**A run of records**
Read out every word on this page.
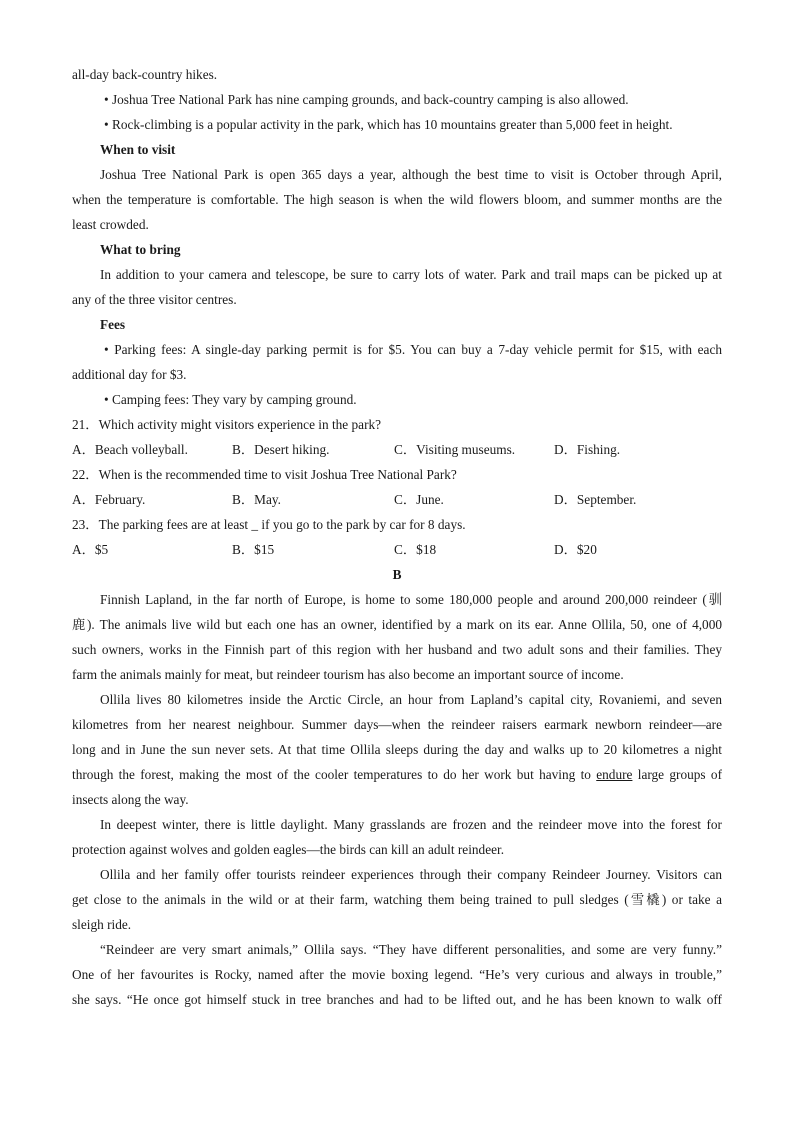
all-day back-country hikes.
• Joshua Tree National Park has nine camping grounds, and back-country camping is also allowed.
• Rock-climbing is a popular activity in the park, which has 10 mountains greater than 5,000 feet in height.
When to visit
Joshua Tree National Park is open 365 days a year, although the best time to visit is October through April,
when the temperature is comfortable. The high season is when the wild flowers bloom, and summer months are the
least crowded.
What to bring
In addition to your camera and telescope, be sure to carry lots of water. Park and trail maps can be picked up at
any of the three visitor centres.
Fees
• Parking fees: A single-day parking permit is for $5. You can buy a 7-day vehicle permit for $15, with each
additional day for $3.
• Camping fees: They vary by camping ground.
21．Which activity might visitors experience in the park?
A．Beach volleyball.	B．Desert hiking.	C．Visiting museums.	D．Fishing.
22．When is the recommended time to visit Joshua Tree National Park?
A．February.	B．May.	C．June.	D．September.
23．The parking fees are at least _ if you go to the park by car for 8 days.
A．$5	B．$15	C．$18	D．$20
B
Finnish Lapland, in the far north of Europe, is home to some 180,000 people and around 200,000 reindeer (驯
鹿). The animals live wild but each one has an owner, identified by a mark on its ear. Anne Ollila, 50, one of 4,000
such owners, works in the Finnish part of this region with her husband and two adult sons and their families. They
farm the animals mainly for meat, but reindeer tourism has also become an important source of income.
Ollila lives 80 kilometres inside the Arctic Circle, an hour from Lapland’s capital city, Rovaniemi, and seven
kilometres from her nearest neighbour. Summer days—when the reindeer raisers earmark newborn reindeer—are
long and in June the sun never sets. At that time Ollila sleeps during the day and walks up to 20 kilometres a night
through the forest, making the most of the cooler temperatures to do her work but having to endure large groups of
insects along the way.
In deepest winter, there is little daylight. Many grasslands are frozen and the reindeer move into the forest for
protection against wolves and golden eagles—the birds can kill an adult reindeer.
Ollila and her family offer tourists reindeer experiences through their company Reindeer Journey. Visitors can
get close to the animals in the wild or at their farm, watching them being trained to pull sledges (雪橇) or take a
sleigh ride.
“Reindeer are very smart animals,” Ollila says. “They have different personalities, and some are very funny.”
One of her favourites is Rocky, named after the movie boxing legend. “He’s very curious and always in trouble,”
she says. “He once got himself stuck in tree branches and had to be lifted out, and he has been known to walk off
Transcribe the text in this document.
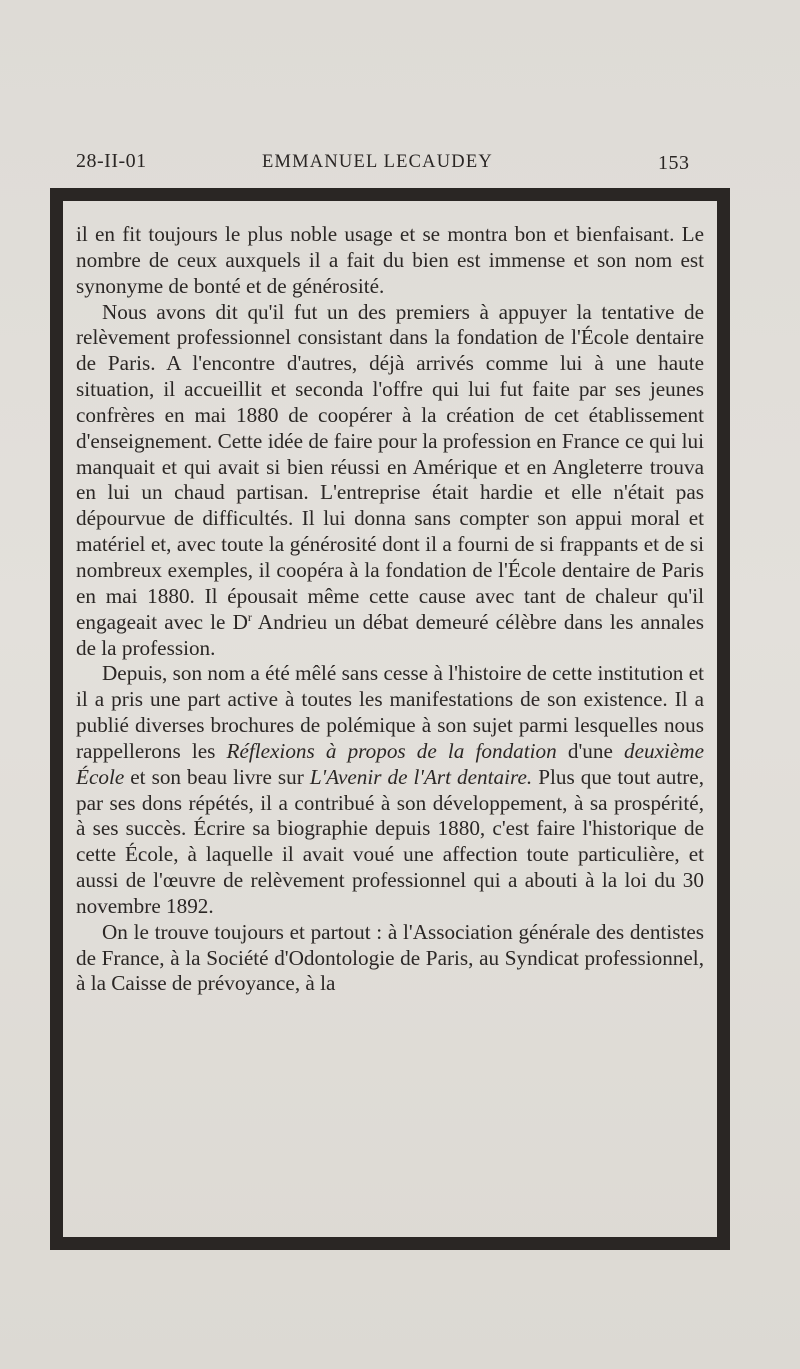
28-II-01	EMMANUEL LECAUDEY	153

il en fit toujours le plus noble usage et se montra bon et bienfaisant. Le nombre de ceux auxquels il a fait du bien est immense et son nom est synonyme de bonté et de générosité.

Nous avons dit qu'il fut un des premiers à appuyer la tentative de relèvement professionnel consistant dans la fondation de l'École dentaire de Paris. A l'encontre d'autres, déjà arrivés comme lui à une haute situation, il accueillit et seconda l'offre qui lui fut faite par ses jeunes confrères en mai 1880 de coopérer à la création de cet établissement d'enseignement. Cette idée de faire pour la profession en France ce qui lui manquait et qui avait si bien réussi en Amérique et en Angleterre trouva en lui un chaud partisan. L'entreprise était hardie et elle n'était pas dépourvue de difficultés. Il lui donna sans compter son appui moral et matériel et, avec toute la générosité dont il a fourni de si frappants et de si nombreux exemples, il coopéra à la fondation de l'École dentaire de Paris en mai 1880. Il épousait même cette cause avec tant de chaleur qu'il engageait avec le $D^r$ Andrieu un débat demeuré célèbre dans les annales de la profession.

Depuis, son nom a été mêlé sans cesse à l'histoire de cette institution et il a pris une part active à toutes les manifestations de son existence. Il a publié diverses brochures de polémique à son sujet parmi lesquelles nous rappellerons les Réflexions à propos de la fondation d'une deuxième École et son beau livre sur L'Avenir de l'Art dentaire. Plus que tout autre, par ses dons répétés, il a contribué à son développement, à sa prospérité, à ses succès. Écrire sa biographie depuis 1880, c'est faire l'historique de cette École, à laquelle il avait voué une affection toute particulière, et aussi de l'œuvre de relèvement professionnel qui a abouti à la loi du 30 novembre 1892.

On le trouve toujours et partout : à l'Association générale des dentistes de France, à la Société d'Odontologie de Paris, au Syndicat professionnel, à la Caisse de prévoyance, à la
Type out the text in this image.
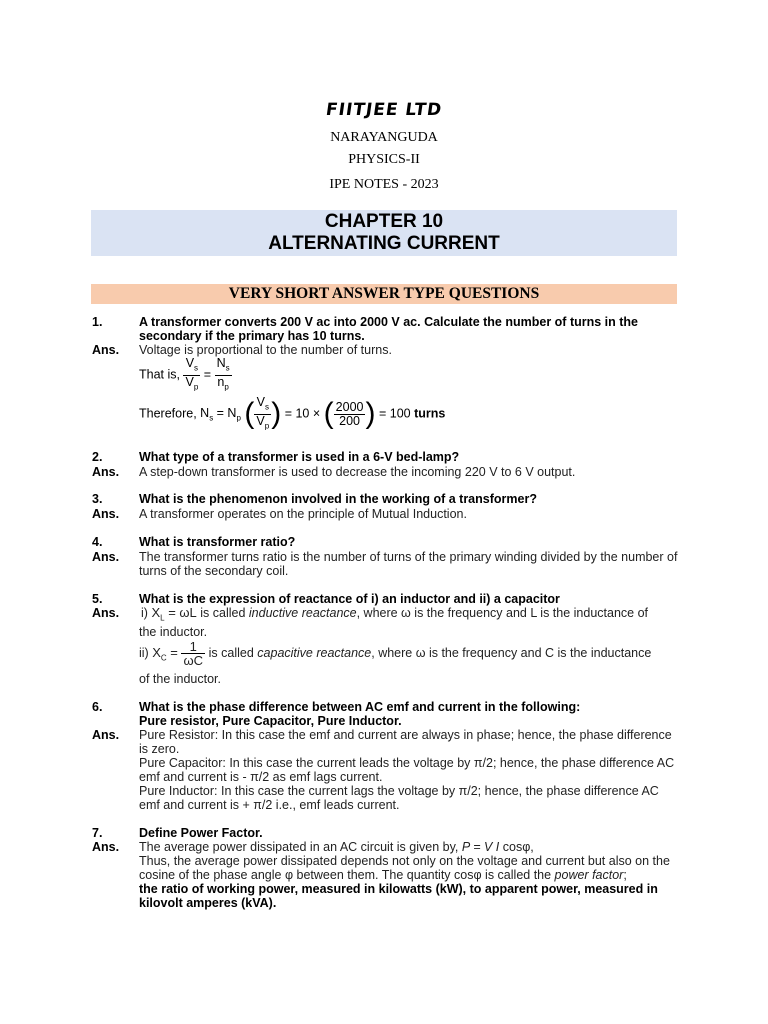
FIITJEE LTD
NARAYANGUDA
PHYSICS-II
IPE NOTES - 2023
CHAPTER 10
ALTERNATING CURRENT
VERY SHORT ANSWER TYPE QUESTIONS
1.	A transformer converts 200 V ac into 2000 V ac. Calculate the number of turns in the secondary if the primary has 10 turns.
Ans. Voltage is proportional to the number of turns.
That is, $\frac{V_s}{V_p} = \frac{N_s}{n_p}$
Therefore, $N_s = N_p$ ( $\frac{V_s}{V_p}$ ) = 10 × ( $\frac{2000}{200}$ ) = 100 turns
2.	What type of a transformer is used in a 6-V bed-lamp?
Ans. A step-down transformer is used to decrease the incoming 220 V to 6 V output.
3.	What is the phenomenon involved in the working of a transformer?
Ans. A transformer operates on the principle of Mutual Induction.
4.	What is transformer ratio?
Ans. The transformer turns ratio is the number of turns of the primary winding divided by the number of turns of the secondary coil.
5.	What is the expression of reactance of i) an inductor and ii) a capacitor
Ans. i) $X_L = \omega L$ is called inductive reactance, where ω is the frequency and L is the inductance of
the inductor.
ii) $X_C = \frac{1}{\omega C}$ is called capacitive reactance, where ω is the frequency and C is the inductance
of the inductor.
6.	What is the phase difference between AC emf and current in the following:
Pure resistor, Pure Capacitor, Pure Inductor.
Ans. Pure Resistor: In this case the emf and current are always in phase; hence, the phase difference is zero.
Pure Capacitor: In this case the current leads the voltage by π/2; hence, the phase difference AC emf and current is - π/2 as emf lags current.
Pure Inductor: In this case the current lags the voltage by π/2; hence, the phase difference AC emf and current is + π/2 i.e., emf leads current.
7.	Define Power Factor.
Ans. The average power dissipated in an AC circuit is given by, P = V I cosφ,
Thus, the average power dissipated depends not only on the voltage and current but also on the cosine of the phase angle φ between them. The quantity cosφ is called the power factor;
the ratio of working power, measured in kilowatts (kW), to apparent power, measured in kilovolt amperes (kVA).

**Aim of the exercise**
Copy each line above that contains the string "National".

**Response to this task**
• Joshua Tree National Park has nine camping grounds, and back-country camping is also allowed.
Joshua Tree National Park is open 365 days a year, although the best time to visit is October through April,
22．When is the recommended time to visit Joshua Tree National Park?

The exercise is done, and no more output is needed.